▶ WHAT THIS TASK INVOLVES: Set down the full listing exactly, character for character.

▶ DATA IN THIS EXERCISE:
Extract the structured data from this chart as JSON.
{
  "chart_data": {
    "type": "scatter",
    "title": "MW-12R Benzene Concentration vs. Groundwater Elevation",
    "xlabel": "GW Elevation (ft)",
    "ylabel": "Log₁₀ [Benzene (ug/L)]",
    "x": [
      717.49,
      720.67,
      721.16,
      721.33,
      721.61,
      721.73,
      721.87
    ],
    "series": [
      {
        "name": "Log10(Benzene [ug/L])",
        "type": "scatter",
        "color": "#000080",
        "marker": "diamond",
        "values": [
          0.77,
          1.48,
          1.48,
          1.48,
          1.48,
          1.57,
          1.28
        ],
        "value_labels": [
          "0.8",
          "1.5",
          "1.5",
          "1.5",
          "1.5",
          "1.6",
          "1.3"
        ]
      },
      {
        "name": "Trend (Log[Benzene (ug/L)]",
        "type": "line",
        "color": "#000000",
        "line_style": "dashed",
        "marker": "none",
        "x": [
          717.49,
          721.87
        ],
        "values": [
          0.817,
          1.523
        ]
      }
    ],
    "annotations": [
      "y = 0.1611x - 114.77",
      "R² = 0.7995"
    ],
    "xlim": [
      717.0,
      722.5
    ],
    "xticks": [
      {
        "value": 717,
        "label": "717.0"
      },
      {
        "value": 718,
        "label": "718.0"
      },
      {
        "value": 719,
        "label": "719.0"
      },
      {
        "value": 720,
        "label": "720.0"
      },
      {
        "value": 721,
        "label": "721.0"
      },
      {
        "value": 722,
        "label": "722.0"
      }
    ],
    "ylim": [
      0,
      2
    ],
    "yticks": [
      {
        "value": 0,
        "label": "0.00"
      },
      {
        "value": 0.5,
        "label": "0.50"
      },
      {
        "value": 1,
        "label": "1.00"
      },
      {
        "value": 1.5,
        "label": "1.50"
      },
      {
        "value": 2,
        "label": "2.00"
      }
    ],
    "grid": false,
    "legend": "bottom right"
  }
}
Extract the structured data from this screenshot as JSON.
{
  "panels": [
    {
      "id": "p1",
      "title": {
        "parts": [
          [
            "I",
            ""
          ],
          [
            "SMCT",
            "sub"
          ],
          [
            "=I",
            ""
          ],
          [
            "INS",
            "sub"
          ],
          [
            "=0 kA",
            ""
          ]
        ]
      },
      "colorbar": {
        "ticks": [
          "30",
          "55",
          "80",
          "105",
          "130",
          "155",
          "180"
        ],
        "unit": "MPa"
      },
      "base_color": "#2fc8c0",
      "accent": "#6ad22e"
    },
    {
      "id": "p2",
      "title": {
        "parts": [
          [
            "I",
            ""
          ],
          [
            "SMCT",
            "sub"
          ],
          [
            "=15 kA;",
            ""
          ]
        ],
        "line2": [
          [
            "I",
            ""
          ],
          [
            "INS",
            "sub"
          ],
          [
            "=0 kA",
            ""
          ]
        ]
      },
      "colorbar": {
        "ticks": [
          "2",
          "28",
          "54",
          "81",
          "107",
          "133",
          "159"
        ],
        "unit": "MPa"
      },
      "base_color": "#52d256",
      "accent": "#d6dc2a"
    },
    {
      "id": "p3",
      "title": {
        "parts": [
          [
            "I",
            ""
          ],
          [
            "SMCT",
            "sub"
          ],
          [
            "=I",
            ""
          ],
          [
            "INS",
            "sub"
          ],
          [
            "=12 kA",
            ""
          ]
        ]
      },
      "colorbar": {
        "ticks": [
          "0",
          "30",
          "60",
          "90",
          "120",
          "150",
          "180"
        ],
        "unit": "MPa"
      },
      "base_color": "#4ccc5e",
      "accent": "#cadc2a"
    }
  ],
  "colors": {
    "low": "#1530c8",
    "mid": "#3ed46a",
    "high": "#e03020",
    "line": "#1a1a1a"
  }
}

▶ EXERCISE ANSWER:
Extract the structured data from this chart as JSON.
{
  "chart_data": {
    "type": "scatter",
    "title": "MW-12R Benzene Concentration vs. Groundwater Elevation",
    "xlabel": "GW Elevation (ft)",
    "ylabel": "Log₁₀ [Benzene (ug/L)]",
    "x": [
      717.49,
      720.67,
      721.16,
      721.33,
      721.61,
      721.73,
      721.87
    ],
    "series": [
      {
        "name": "Log10(Benzene [ug/L])",
        "type": "scatter",
        "color": "#000080",
        "marker": "diamond",
        "values": [
          0.77,
          1.48,
          1.48,
          1.48,
          1.48,
          1.57,
          1.28
        ],
        "value_labels": [
          "0.8",
          "1.5",
          "1.5",
          "1.5",
          "1.5",
          "1.6",
          "1.3"
        ]
      },
      {
        "name": "Trend (Log[Benzene (ug/L)]",
        "type": "line",
        "color": "#000000",
        "line_style": "dashed",
        "marker": "none",
        "x": [
          717.49,
          721.87
        ],
        "values": [
          0.817,
          1.523
        ]
      }
    ],
    "annotations": [
      "y = 0.1611x - 114.77",
      "R² = 0.7995"
    ],
    "xlim": [
      717.0,
      722.5
    ],
    "xticks": [
      {
        "value": 717,
        "label": "717.0"
      },
      {
        "value": 718,
        "label": "718.0"
      },
      {
        "value": 719,
        "label": "719.0"
      },
      {
        "value": 720,
        "label": "720.0"
      },
      {
        "value": 721,
        "label": "721.0"
      },
      {
        "value": 722,
        "label": "722.0"
      }
    ],
    "ylim": [
      0,
      2
    ],
    "yticks": [
      {
        "value": 0,
        "label": "0.00"
      },
      {
        "value": 0.5,
        "label": "0.50"
      },
      {
        "value": 1,
        "label": "1.00"
      },
      {
        "value": 1.5,
        "label": "1.50"
      },
      {
        "value": 2,
        "label": "2.00"
      }
    ],
    "grid": false,
    "legend": "bottom right"
  }
}
Extract the structured data from this screenshot as JSON.
{
  "panels": [
    {
      "id": "p1",
      "title": {
        "parts": [
          [
            "I",
            ""
          ],
          [
            "SMCT",
            "sub"
          ],
          [
            "=I",
            ""
          ],
          [
            "INS",
            "sub"
          ],
          [
            "=0 kA",
            ""
          ]
        ]
      },
      "colorbar": {
        "ticks": [
          "30",
          "55",
          "80",
          "105",
          "130",
          "155",
          "180"
        ],
        "unit": "MPa"
      },
      "base_color": "#2fc8c0",
      "accent": "#6ad22e"
    },
    {
      "id": "p2",
      "title": {
        "parts": [
          [
            "I",
            ""
          ],
          [
            "SMCT",
            "sub"
          ],
          [
            "=15 kA;",
            ""
          ]
        ],
        "line2": [
          [
            "I",
            ""
          ],
          [
            "INS",
            "sub"
          ],
          [
            "=0 kA",
            ""
          ]
        ]
      },
      "colorbar": {
        "ticks": [
          "2",
          "28",
          "54",
          "81",
          "107",
          "133",
          "159"
        ],
        "unit": "MPa"
      },
      "base_color": "#52d256",
      "accent": "#d6dc2a"
    },
    {
      "id": "p3",
      "title": {
        "parts": [
          [
            "I",
            ""
          ],
          [
            "SMCT",
            "sub"
          ],
          [
            "=I",
            ""
          ],
          [
            "INS",
            "sub"
          ],
          [
            "=12 kA",
            ""
          ]
        ]
      },
      "colorbar": {
        "ticks": [
          "0",
          "30",
          "60",
          "90",
          "120",
          "150",
          "180"
        ],
        "unit": "MPa"
      },
      "base_color": "#4ccc5e",
      "accent": "#cadc2a"
    }
  ],
  "colors": {
    "low": "#1530c8",
    "mid": "#3ed46a",
    "high": "#e03020",
    "line": "#1a1a1a"
  }
}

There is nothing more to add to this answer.